Set problem - Locate each line below that includes "Cooperstown" and reproduce it.

Entries from a visual dataset -
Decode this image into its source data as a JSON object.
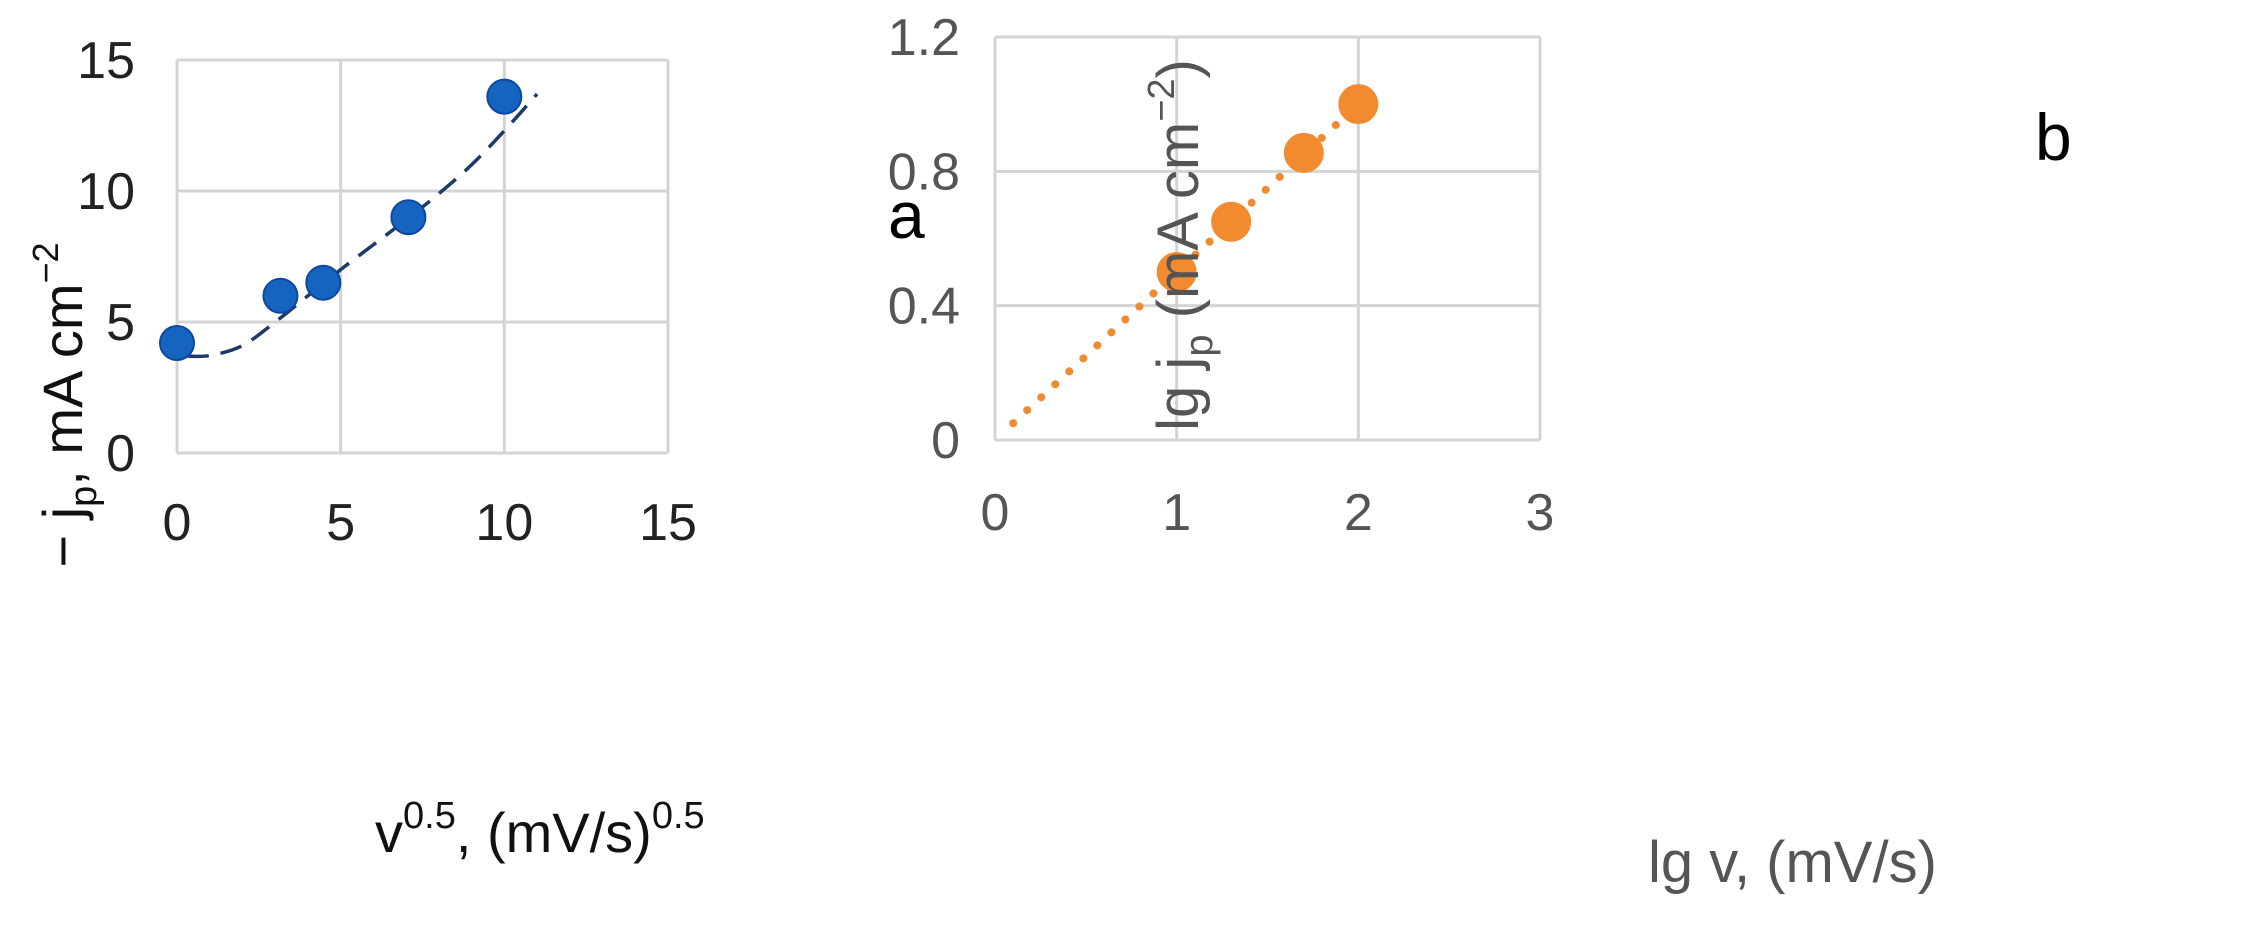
{
  "chart_data": [
    {
      "type": "scatter",
      "panel_label": "a",
      "xlabel": "v<tspan dy='-22' font-size='38'>0.5</tspan>",
      "xlabel_parts": {
        "base": "v",
        "sup1": "0.5",
        "mid": ", (mV/s)",
        "sup2": "0.5"
      },
      "ylabel_parts": {
        "pre": "− j",
        "sub": "p",
        "mid": ", mA cm",
        "sup": "−2"
      },
      "xlim": [
        0,
        15
      ],
      "ylim": [
        0,
        15
      ],
      "xticks": [
        "0",
        "5",
        "10",
        "15"
      ],
      "yticks": [
        "0",
        "5",
        "10",
        "15"
      ],
      "grid": true,
      "marker_color": "#1565c0",
      "line_color": "#1f3a68",
      "series": [
        {
          "points": [
            {
              "x": 0,
              "y": 4.2
            },
            {
              "x": 3.16,
              "y": 6.0
            },
            {
              "x": 4.47,
              "y": 6.5
            },
            {
              "x": 7.07,
              "y": 9.0
            },
            {
              "x": 10.0,
              "y": 13.6
            }
          ]
        }
      ],
      "fit_line": {
        "style": "dashed",
        "points": [
          {
            "x": 0.3,
            "y": 3.7
          },
          {
            "x": 1.0,
            "y": 3.72
          },
          {
            "x": 2.0,
            "y": 4.1
          },
          {
            "x": 3.0,
            "y": 5.0
          },
          {
            "x": 4.0,
            "y": 6.0
          },
          {
            "x": 5.0,
            "y": 7.0
          },
          {
            "x": 6.0,
            "y": 7.95
          },
          {
            "x": 7.0,
            "y": 8.9
          },
          {
            "x": 8.0,
            "y": 9.9
          },
          {
            "x": 9.0,
            "y": 11.0
          },
          {
            "x": 10.0,
            "y": 12.3
          },
          {
            "x": 11.0,
            "y": 13.7
          }
        ]
      }
    },
    {
      "type": "scatter",
      "panel_label": "b",
      "xlabel": "lg v, (mV/s)",
      "ylabel_parts": {
        "pre": "lg j",
        "sub": "p",
        "mid": " (mA cm",
        "sup": "−2",
        "post": ")"
      },
      "xlim": [
        0,
        3
      ],
      "ylim": [
        0,
        1.2
      ],
      "xticks": [
        "0",
        "1",
        "2",
        "3"
      ],
      "yticks": [
        "0",
        "0.4",
        "0.8",
        "1.2"
      ],
      "grid": true,
      "marker_color": "#f28a30",
      "series": [
        {
          "points": [
            {
              "x": 1.0,
              "y": 0.5
            },
            {
              "x": 1.3,
              "y": 0.65
            },
            {
              "x": 1.7,
              "y": 0.855
            },
            {
              "x": 2.0,
              "y": 1.0
            }
          ]
        }
      ],
      "fit_line": {
        "style": "dotted",
        "points": [
          {
            "x": 0.1,
            "y": 0.05
          },
          {
            "x": 2.0,
            "y": 1.0
          }
        ]
      }
    }
  ]
}
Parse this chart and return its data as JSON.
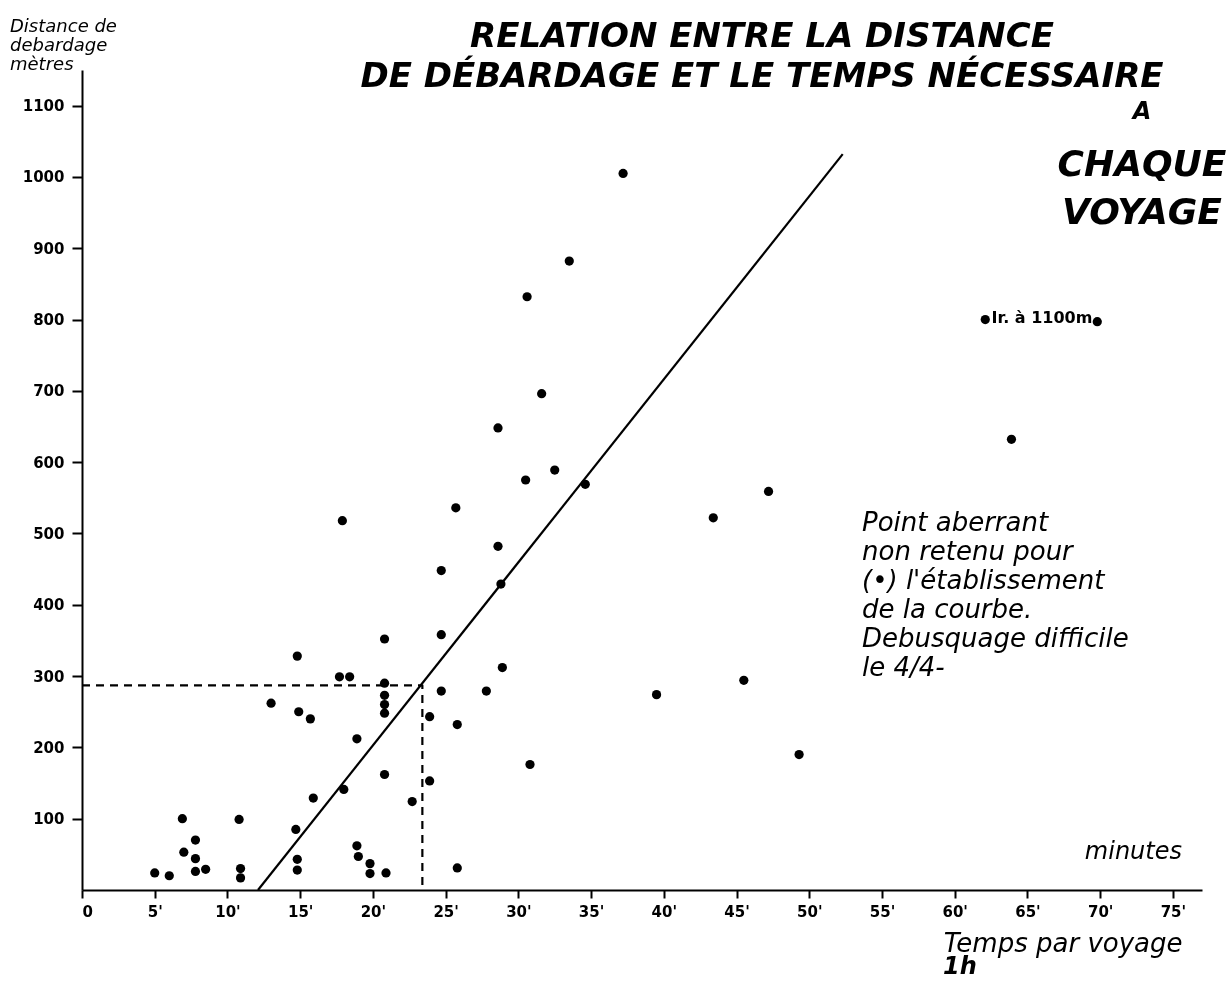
{
  "chart_data": {
    "type": "scatter",
    "title": "RELATION ENTRE LA DISTANCE\nDE DÉBARDAGE ET LE TEMPS NÉCESSAIRE\nA\nCHAQUE\nVOYAGE",
    "xlabel": "Temps par voyage",
    "ylabel": "Distance de\ndebardage\nmètres",
    "xlim": [
      0,
      77
    ],
    "ylim": [
      0,
      1150
    ],
    "xticks": [
      0,
      {
        "value": 5,
        "label": "5'"
      },
      {
        "value": 10,
        "label": "10'"
      },
      {
        "value": 15,
        "label": "15'"
      },
      {
        "value": 20,
        "label": "20'"
      },
      {
        "value": 25,
        "label": "25'"
      },
      {
        "value": 30,
        "label": "30'"
      },
      {
        "value": 35,
        "label": "35'"
      },
      {
        "value": 40,
        "label": "40'"
      },
      {
        "value": 45,
        "label": "45'"
      },
      {
        "value": 50,
        "label": "50'"
      },
      {
        "value": 55,
        "label": "55'"
      },
      {
        "value": 60,
        "label": "60'"
      },
      {
        "value": 65,
        "label": "65'"
      },
      {
        "value": 70,
        "label": "70'"
      },
      {
        "value": 75,
        "label": "75'"
      }
    ],
    "yticks": [
      100,
      200,
      300,
      400,
      500,
      600,
      700,
      800,
      900,
      1000,
      1100
    ],
    "grid": false,
    "series": [
      {
        "marker": "circle",
        "color": "#000000",
        "x": [
          5.0,
          6.0,
          6.9,
          7.0,
          7.8,
          7.8,
          7.8,
          8.5,
          10.8,
          10.9,
          10.9,
          13.0,
          14.8,
          14.9,
          15.7,
          14.7,
          14.8,
          14.8,
          15.9,
          17.7,
          18.4,
          18.9,
          18.0,
          18.9,
          19.0,
          19.8,
          19.8,
          20.9,
          20.8,
          20.8,
          20.8,
          20.8,
          20.8,
          20.8,
          22.7,
          23.9,
          23.9,
          24.7,
          24.7,
          25.8,
          25.8,
          27.8,
          28.9,
          37.2,
          33.5,
          30.6,
          31.6,
          28.6,
          30.5,
          32.5,
          34.6,
          25.7,
          17.9,
          28.6,
          24.7,
          28.8,
          30.8,
          43.4,
          47.2,
          63.9,
          39.5,
          45.5,
          49.3,
          62.1,
          69.8
        ],
        "values": [
          24,
          20,
          100,
          53,
          70,
          44,
          26,
          29,
          99,
          30,
          17,
          262,
          328,
          250,
          240,
          85,
          43,
          28,
          129,
          299,
          299,
          212,
          141,
          62,
          47,
          37,
          23,
          24,
          352,
          290,
          273,
          260,
          248,
          162,
          124,
          243,
          153,
          358,
          279,
          232,
          31,
          279,
          312,
          1005,
          882,
          832,
          696,
          648,
          575,
          589,
          569,
          536,
          518,
          482,
          448,
          429,
          176,
          522,
          559,
          632,
          274,
          294,
          190,
          800,
          797
        ]
      },
      {
        "type": "line",
        "color": "#000000",
        "x": [
          12.1,
          52.3
        ],
        "values": [
          0,
          1032
        ]
      },
      {
        "type": "line",
        "color": "#000000",
        "line_style": "dashed",
        "x": [
          0,
          23.4,
          23.4
        ],
        "values": [
          287,
          287,
          0
        ]
      }
    ],
    "annotations": [
      "Ir. à 1100m",
      "Point aberrant\nnon retenu pour\n(•) l'établissement\nde la courbe.\nDebusquage difficile\nle 4/4-",
      "minutes",
      "1h"
    ]
  }
}
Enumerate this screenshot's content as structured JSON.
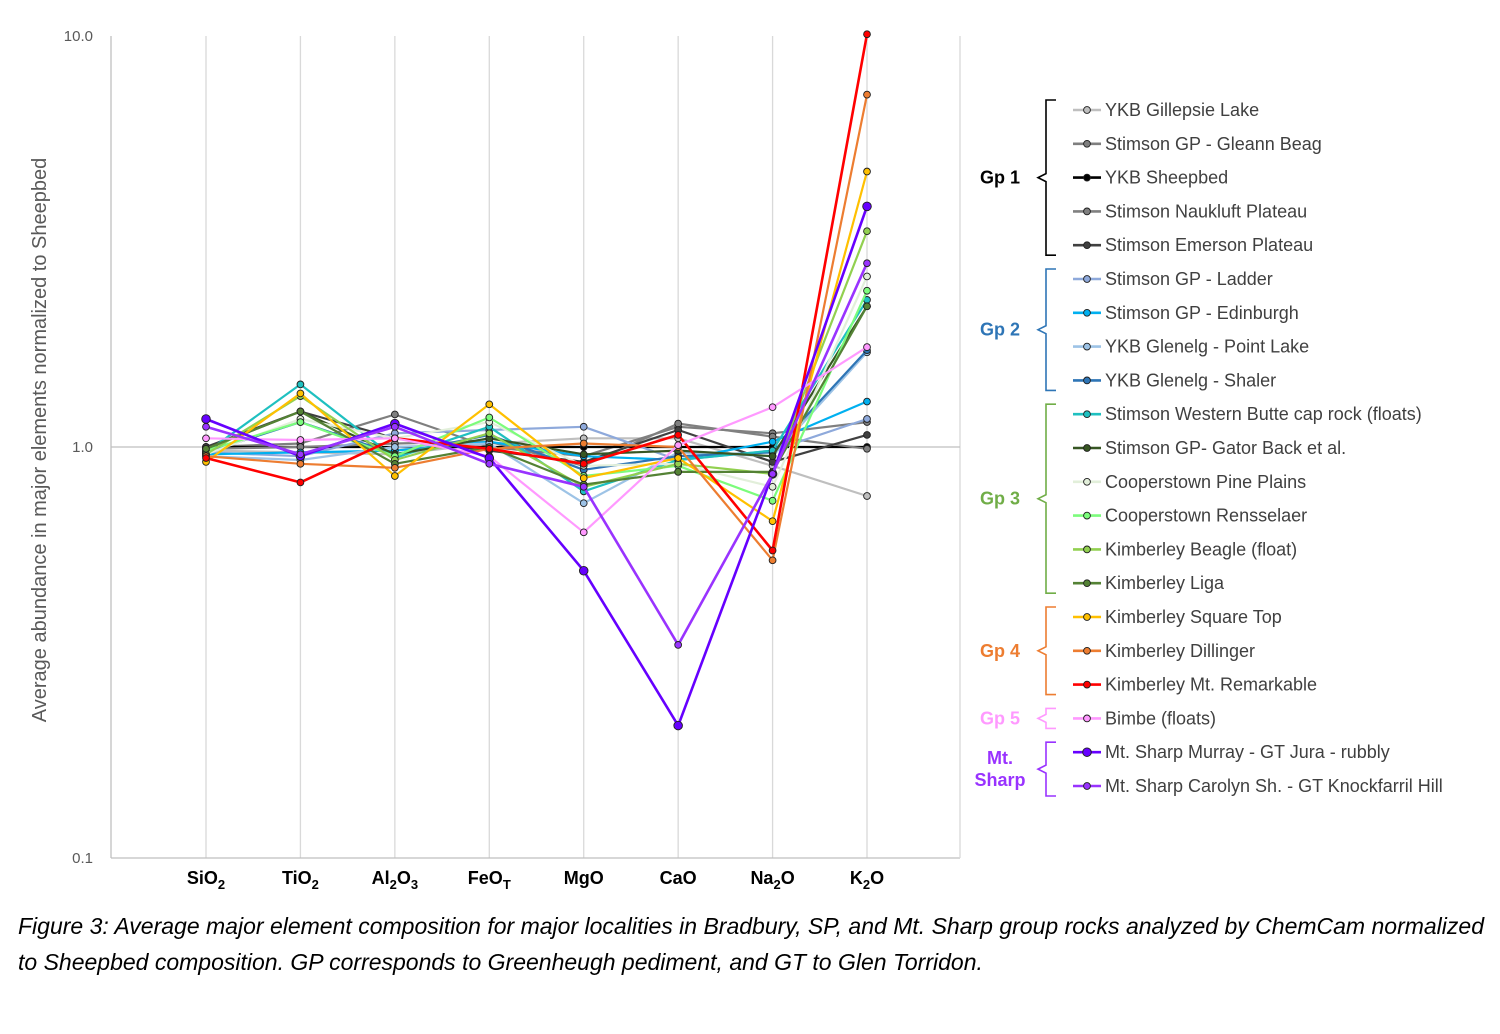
{
  "chart_data": {
    "type": "line",
    "ylabel": "Average abundance in major elements normalized to Sheepbed",
    "yscale": "log",
    "ylim": [
      0.1,
      10
    ],
    "yticks": [
      "0.1",
      "1.0",
      "10.0"
    ],
    "categories": [
      "SiO2",
      "TiO2",
      "Al2O3",
      "FeOT",
      "MgO",
      "CaO",
      "Na2O",
      "K2O"
    ],
    "category_labels": [
      {
        "base": "SiO",
        "sub": "2",
        "tail": ""
      },
      {
        "base": "TiO",
        "sub": "2",
        "tail": ""
      },
      {
        "base": "Al",
        "sub": "2",
        "tail": "O",
        "sub2": "3"
      },
      {
        "base": "FeO",
        "sub": "T",
        "tail": ""
      },
      {
        "base": "MgO",
        "sub": "",
        "tail": ""
      },
      {
        "base": "CaO",
        "sub": "",
        "tail": ""
      },
      {
        "base": "Na",
        "sub": "2",
        "tail": "O"
      },
      {
        "base": "K",
        "sub": "2",
        "tail": "O"
      }
    ],
    "series": [
      {
        "name": "YKB Gillepsie Lake",
        "color": "#bfbfbf",
        "values": [
          0.98,
          0.97,
          0.96,
          1.02,
          1.05,
          1.05,
          0.9,
          0.76
        ]
      },
      {
        "name": "Stimson GP - Gleann Beag",
        "color": "#7f7f7f",
        "values": [
          1.0,
          1.02,
          1.2,
          1.0,
          0.95,
          1.12,
          1.08,
          1.15
        ]
      },
      {
        "name": "YKB Sheepbed",
        "color": "#000000",
        "values": [
          1.0,
          1.0,
          1.0,
          1.0,
          1.0,
          1.0,
          1.0,
          1.0
        ]
      },
      {
        "name": "Stimson Naukluft Plateau",
        "color": "#808080",
        "values": [
          0.99,
          1.0,
          1.02,
          1.03,
          0.9,
          1.14,
          1.06,
          0.99
        ]
      },
      {
        "name": "Stimson Emerson Plateau",
        "color": "#404040",
        "values": [
          1.0,
          1.22,
          1.05,
          0.98,
          0.92,
          1.1,
          0.92,
          1.07
        ]
      },
      {
        "name": "Stimson GP - Ladder",
        "color": "#8ea9db",
        "values": [
          0.97,
          0.95,
          1.08,
          1.1,
          1.12,
          0.93,
          0.98,
          1.17
        ]
      },
      {
        "name": "Stimson GP - Edinburgh",
        "color": "#00b0f0",
        "values": [
          0.96,
          0.97,
          0.98,
          1.03,
          0.95,
          0.93,
          1.03,
          1.29
        ]
      },
      {
        "name": "YKB Glenelg - Point Lake",
        "color": "#9dc3e6",
        "values": [
          0.95,
          0.93,
          1.0,
          1.02,
          0.73,
          0.97,
          0.95,
          1.7
        ]
      },
      {
        "name": "YKB Glenelg - Shaler",
        "color": "#2e75b6",
        "values": [
          0.97,
          1.15,
          0.96,
          1.07,
          0.88,
          0.95,
          0.97,
          1.72
        ]
      },
      {
        "name": "Stimson Western Butte cap rock (floats)",
        "color": "#1fc0c0",
        "values": [
          0.97,
          1.42,
          0.94,
          1.12,
          0.78,
          0.93,
          0.98,
          2.28
        ]
      },
      {
        "name": "Stimson GP- Gator Back et al.",
        "color": "#375623",
        "values": [
          0.99,
          1.22,
          0.96,
          1.05,
          0.96,
          0.98,
          0.95,
          2.2
        ]
      },
      {
        "name": "Cooperstown Pine Plains",
        "color": "#e2efda",
        "values": [
          0.96,
          1.17,
          1.05,
          1.15,
          0.9,
          0.91,
          0.8,
          2.6
        ]
      },
      {
        "name": "Cooperstown Rensselaer",
        "color": "#7cfc7c",
        "values": [
          0.98,
          1.15,
          0.95,
          1.18,
          0.85,
          0.9,
          0.74,
          2.4
        ]
      },
      {
        "name": "Kimberley Beagle (float)",
        "color": "#92d050",
        "values": [
          0.96,
          1.33,
          0.93,
          1.08,
          0.8,
          0.91,
          0.86,
          3.35
        ]
      },
      {
        "name": "Kimberley Liga",
        "color": "#548235",
        "values": [
          0.99,
          1.22,
          0.91,
          1.0,
          0.81,
          0.87,
          0.87,
          2.2
        ]
      },
      {
        "name": "Kimberley Square Top",
        "color": "#ffc000",
        "values": [
          0.92,
          1.35,
          0.85,
          1.27,
          0.84,
          0.94,
          0.66,
          4.68
        ]
      },
      {
        "name": "Kimberley Dillinger",
        "color": "#ed7d31",
        "values": [
          0.95,
          0.91,
          0.89,
          0.99,
          1.02,
          1.0,
          0.53,
          7.2
        ]
      },
      {
        "name": "Kimberley Mt. Remarkable",
        "color": "#ff0000",
        "values": [
          0.94,
          0.82,
          1.05,
          0.99,
          0.91,
          1.07,
          0.56,
          10.1
        ]
      },
      {
        "name": "Bimbe (floats)",
        "color": "#ff99ff",
        "values": [
          1.05,
          1.04,
          1.05,
          0.95,
          0.62,
          1.01,
          1.25,
          1.75
        ]
      },
      {
        "name": "Mt. Sharp Murray - GT Jura - rubbly",
        "color": "#6600ff",
        "values": [
          1.17,
          0.95,
          1.14,
          0.94,
          0.5,
          0.21,
          0.86,
          3.85
        ]
      },
      {
        "name": "Mt. Sharp Carolyn Sh. - GT Knockfarril Hill",
        "color": "#9933ff",
        "values": [
          1.12,
          0.96,
          1.12,
          0.91,
          0.8,
          0.33,
          0.86,
          2.8
        ]
      }
    ],
    "groups": [
      {
        "label": "Gp 1",
        "color": "#000000",
        "first": 0,
        "last": 4
      },
      {
        "label": "Gp 2",
        "color": "#2e75b6",
        "first": 5,
        "last": 8
      },
      {
        "label": "Gp 3",
        "color": "#70ad47",
        "first": 9,
        "last": 14
      },
      {
        "label": "Gp 4",
        "color": "#ed7d31",
        "first": 15,
        "last": 17
      },
      {
        "label": "Gp 5",
        "color": "#ff99ff",
        "first": 18,
        "last": 18
      },
      {
        "label": "Mt.\nSharp",
        "color": "#9933ff",
        "first": 19,
        "last": 20
      }
    ],
    "grid": "vertical",
    "legend": "right"
  },
  "caption": "Figure 3: Average major element composition for major localities in Bradbury, SP, and Mt. Sharp group rocks analyzed by ChemCam normalized to Sheepbed composition. GP corresponds to Greenheugh pediment, and GT to Glen Torridon."
}
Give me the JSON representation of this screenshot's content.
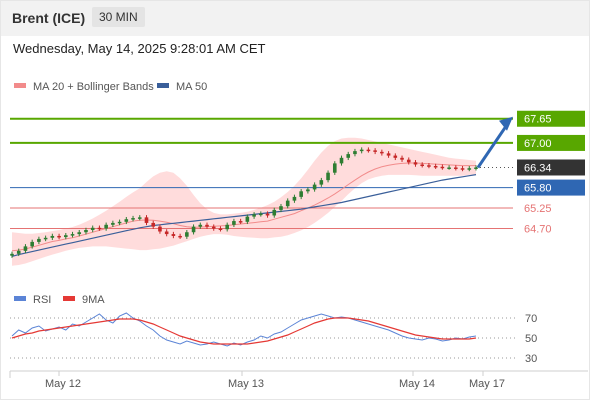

Result for this task -
        "name": "Cooperstown Pine Plains",
        "name": "Cooperstown Rensselaer",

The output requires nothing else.